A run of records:
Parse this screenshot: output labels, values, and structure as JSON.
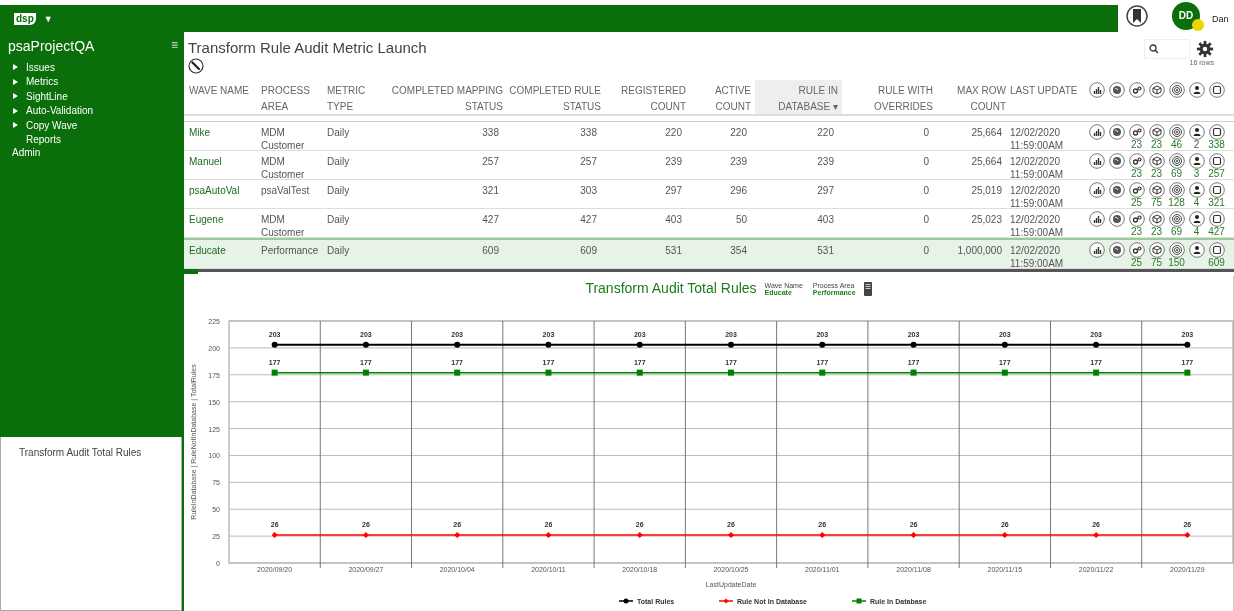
{
  "header": {
    "logo": "dsp",
    "menu_caret": "▼",
    "avatar_initials": "DD",
    "user_name": "Dan"
  },
  "sidebar": {
    "title": "psaProjectQA",
    "menu_glyph": "≡",
    "items": [
      {
        "label": "Issues",
        "expandable": true
      },
      {
        "label": "Metrics",
        "expandable": true
      },
      {
        "label": "SightLine",
        "expandable": true
      },
      {
        "label": "Auto-Validation",
        "expandable": true
      },
      {
        "label": "Copy Wave",
        "expandable": true
      },
      {
        "label": "Reports",
        "expandable": false
      }
    ],
    "footer_items": [
      {
        "label": "Admin"
      }
    ],
    "panel_link": "Transform Audit Total Rules"
  },
  "page": {
    "title": "Transform Rule Audit Metric Launch",
    "row_count": "16 rows"
  },
  "table": {
    "columns": [
      {
        "label": "WAVE NAME",
        "kind": "text",
        "sorted": false
      },
      {
        "label": "PROCESS AREA",
        "kind": "text",
        "sorted": false
      },
      {
        "label": "METRIC TYPE",
        "kind": "text",
        "sorted": false
      },
      {
        "label": "COMPLETED MAPPING STATUS",
        "kind": "number",
        "sorted": false
      },
      {
        "label": "COMPLETED RULE STATUS",
        "kind": "number",
        "sorted": false
      },
      {
        "label": "REGISTERED COUNT",
        "kind": "number",
        "sorted": false
      },
      {
        "label": "ACTIVE COUNT",
        "kind": "number",
        "sorted": false
      },
      {
        "label": "RULE IN DATABASE ▾",
        "kind": "number",
        "sorted": true
      },
      {
        "label": "RULE WITH OVERRIDES",
        "kind": "number",
        "sorted": false
      },
      {
        "label": "MAX ROW COUNT",
        "kind": "number",
        "sorted": false
      },
      {
        "label": "LAST UPDATE",
        "kind": "text",
        "sorted": false
      }
    ],
    "rows": [
      {
        "selected": false,
        "cells": [
          "Mike",
          "MDM Customer",
          "Daily",
          "338",
          "338",
          "220",
          "220",
          "220",
          "0",
          "25,664",
          "12/02/2020 11:59:00AM"
        ],
        "counts": {
          "gears": "23",
          "cube": "23",
          "target": "46",
          "person": "2",
          "square": "338"
        }
      },
      {
        "selected": false,
        "cells": [
          "Manuel",
          "MDM Customer",
          "Daily",
          "257",
          "257",
          "239",
          "239",
          "239",
          "0",
          "25,664",
          "12/02/2020 11:59:00AM"
        ],
        "counts": {
          "gears": "23",
          "cube": "23",
          "target": "69",
          "person": "3",
          "square": "257"
        }
      },
      {
        "selected": false,
        "cells": [
          "psaAutoVal",
          "psaValTest",
          "Daily",
          "321",
          "303",
          "297",
          "296",
          "297",
          "0",
          "25,019",
          "12/02/2020 11:59:00AM"
        ],
        "counts": {
          "gears": "25",
          "cube": "75",
          "target": "128",
          "person": "4",
          "square": "321"
        }
      },
      {
        "selected": false,
        "cells": [
          "Eugene",
          "MDM Customer",
          "Daily",
          "427",
          "427",
          "403",
          "50",
          "403",
          "0",
          "25,023",
          "12/02/2020 11:59:00AM"
        ],
        "counts": {
          "gears": "23",
          "cube": "23",
          "target": "69",
          "person": "4",
          "square": "427"
        }
      },
      {
        "selected": true,
        "cells": [
          "Educate",
          "Performance",
          "Daily",
          "609",
          "609",
          "531",
          "354",
          "531",
          "0",
          "1,000,000",
          "12/02/2020 11:59:00AM"
        ],
        "counts": {
          "gears": "25",
          "cube": "75",
          "target": "150",
          "square": "609"
        }
      }
    ]
  },
  "chart_panel": {
    "title": "Transform Audit Total Rules",
    "filters": [
      {
        "label": "Wave Name",
        "value": "Educate"
      },
      {
        "label": "Process Area",
        "value": "Performance"
      }
    ],
    "chart_data": {
      "type": "line",
      "xlabel": "LastUpdateDate",
      "ylabel": "RuleInDatabase | RuleNotInDatabase | TotalRules",
      "categories": [
        "2020/09/20",
        "2020/09/27",
        "2020/10/04",
        "2020/10/11",
        "2020/10/18",
        "2020/10/25",
        "2020/11/01",
        "2020/11/08",
        "2020/11/15",
        "2020/11/22",
        "2020/11/29"
      ],
      "series": [
        {
          "name": "Total Rules",
          "color": "#000000",
          "marker": "circle",
          "values": [
            203,
            203,
            203,
            203,
            203,
            203,
            203,
            203,
            203,
            203,
            203
          ]
        },
        {
          "name": "Rule Not In Database",
          "color": "#ff0000",
          "marker": "diamond",
          "values": [
            26,
            26,
            26,
            26,
            26,
            26,
            26,
            26,
            26,
            26,
            26
          ]
        },
        {
          "name": "Rule In Database",
          "color": "#008000",
          "marker": "square",
          "values": [
            177,
            177,
            177,
            177,
            177,
            177,
            177,
            177,
            177,
            177,
            177
          ]
        }
      ],
      "ylim": [
        0,
        225
      ],
      "yticks": [
        0,
        25,
        50,
        75,
        100,
        125,
        150,
        175,
        200,
        225
      ],
      "data_labels": true,
      "grid": true,
      "legend": true
    }
  }
}
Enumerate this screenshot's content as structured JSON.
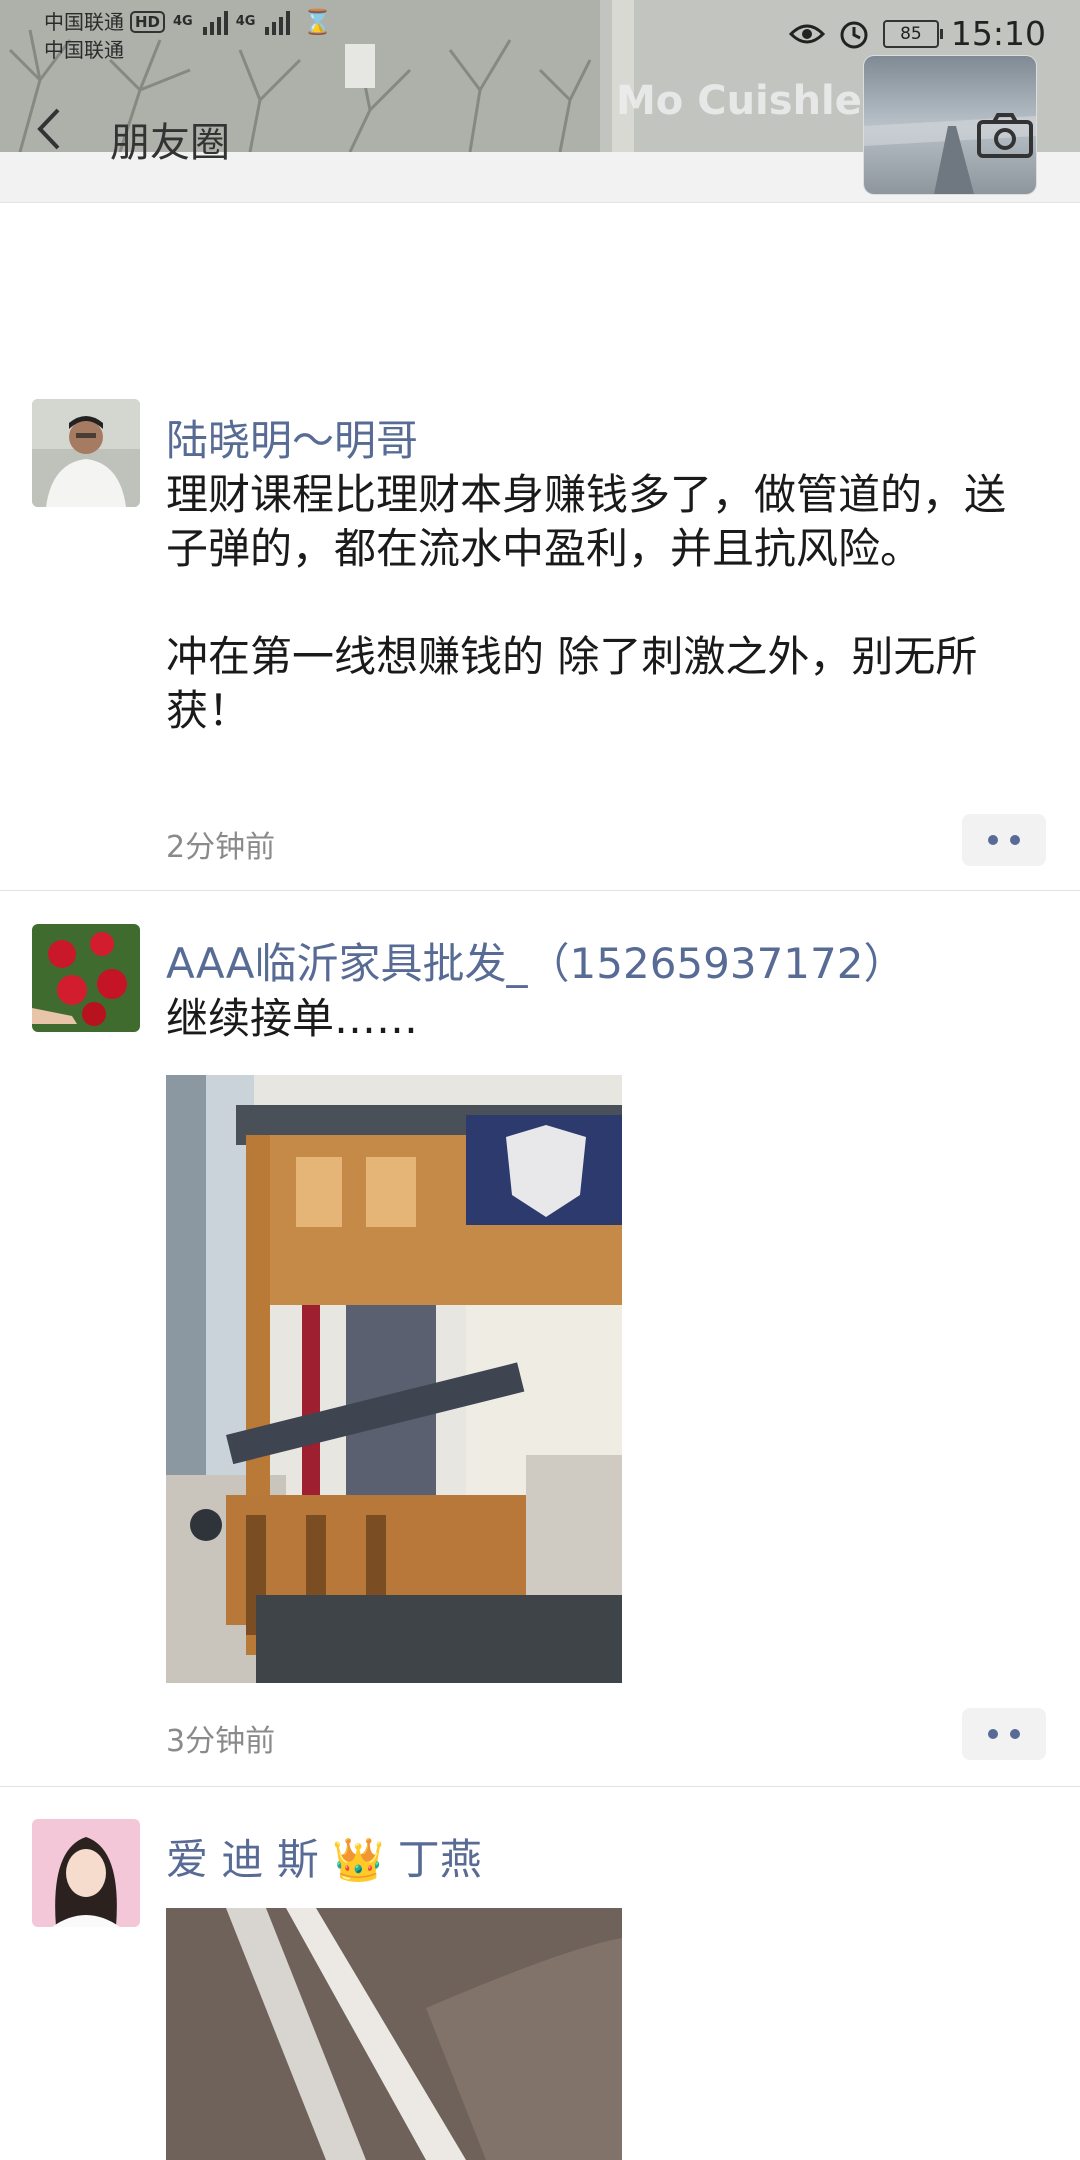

Exercise details: Find all lines where the word "marker" appears. Copy them.

Task solution:
          "marker": "circle",
          "marker": "diamond",
          "marker": "square",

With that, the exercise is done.